(Dataset items)
= = = =
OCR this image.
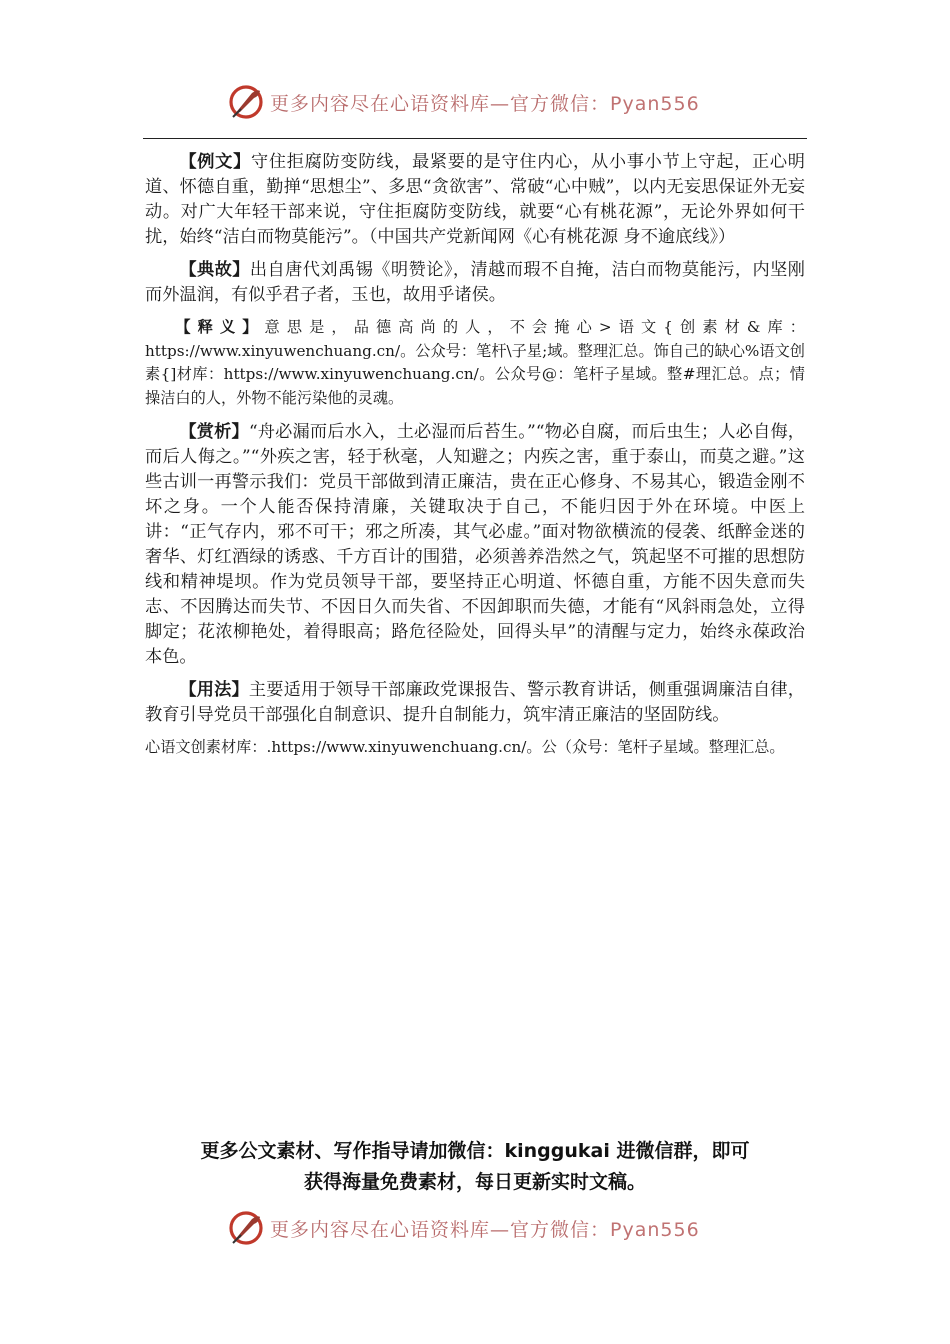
更多内容尽在心语资料库—官方微信：Pyan556

【例文】守住拒腐防变防线，最紧要的是守住内心，从小事小节上守起，正心明道、怀德自重，勤掸“思想尘”、多思“贪欲害”、常破“心中贼”，以内无妄思保证外无妄动。对广大年轻干部来说，守住拒腐防变防线，就要“心有桃花源”，无论外界如何干扰，始终“洁白而物莫能污”。（中国共产党新闻网《心有桃花源 身不逾底线》）

【典故】出自唐代刘禹锡《明赞论》，清越而瑕不自掩，洁白而物莫能污，内坚刚而外温润，有似乎君子者，玉也，故用乎诸侯。

【释义】意思是，品德高尚的人，不会掩心>语文{创素材&库：https://www.xinyuwenchuang.cn/。公众号：笔杆\子星;域。整理汇总。饰自己的缺心%语文创素{]材库：https://www.xinyuwenchuang.cn/。公众号@：笔杆子星域。整#理汇总。点；情操洁白的人，外物不能污染他的灵魂。

【赏析】“舟必漏而后水入，土必湿而后苔生。”“物必自腐，而后虫生；人必自侮，而后人侮之。”“外疾之害，轻于秋毫，人知避之；内疾之害，重于泰山，而莫之避。”这些古训一再警示我们：党员干部做到清正廉洁，贵在正心修身、不易其心，锻造金刚不坏之身。一个人能否保持清廉，关键取决于自己，不能归因于外在环境。中医上讲：“正气存内，邪不可干；邪之所凑，其气必虚。”面对物欲横流的侵袭、纸醉金迷的奢华、灯红酒绿的诱惑、千方百计的围猎，必须善养浩然之气，筑起坚不可摧的思想防线和精神堤坝。作为党员领导干部，要坚持正心明道、怀德自重，方能不因失意而失志、不因腾达而失节、不因日久而失省、不因卸职而失德，才能有“风斜雨急处，立得脚定；花浓柳艳处，着得眼高；路危径险处，回得头早”的清醒与定力，始终永葆政治本色。

【用法】主要适用于领导干部廉政党课报告、警示教育讲话，侧重强调廉洁自律，教育引导党员干部强化自制意识、提升自制能力，筑牢清正廉洁的坚固防线。

心语文创素材库：.https://www.xinyuwenchuang.cn/。公（众号：笔杆子星域。整理汇总。

更多公文素材、写作指导请加微信：kinggukai 进微信群，即可
获得海量免费素材，每日更新实时文稿。
更多内容尽在心语资料库—官方微信：Pyan556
= = = =
Show the lines of the records that contain the word "xinyuwenchuang".

【释义】意思是，品德高尚的人，不会掩心>语文{创素材&库：https://www.xinyuwenchuang.cn/。公众号：笔杆\子星;域。整理汇总。饰自己的缺心%语文创素{]材库：https://www.xinyuwenchuang.cn/。公众号@：笔杆子星域。整#理汇总。点；情操洁白的人，外物不能污染他的灵魂。
心语文创素材库：.https://www.xinyuwenchuang.cn/。公（众号：笔杆子星域。整理汇总。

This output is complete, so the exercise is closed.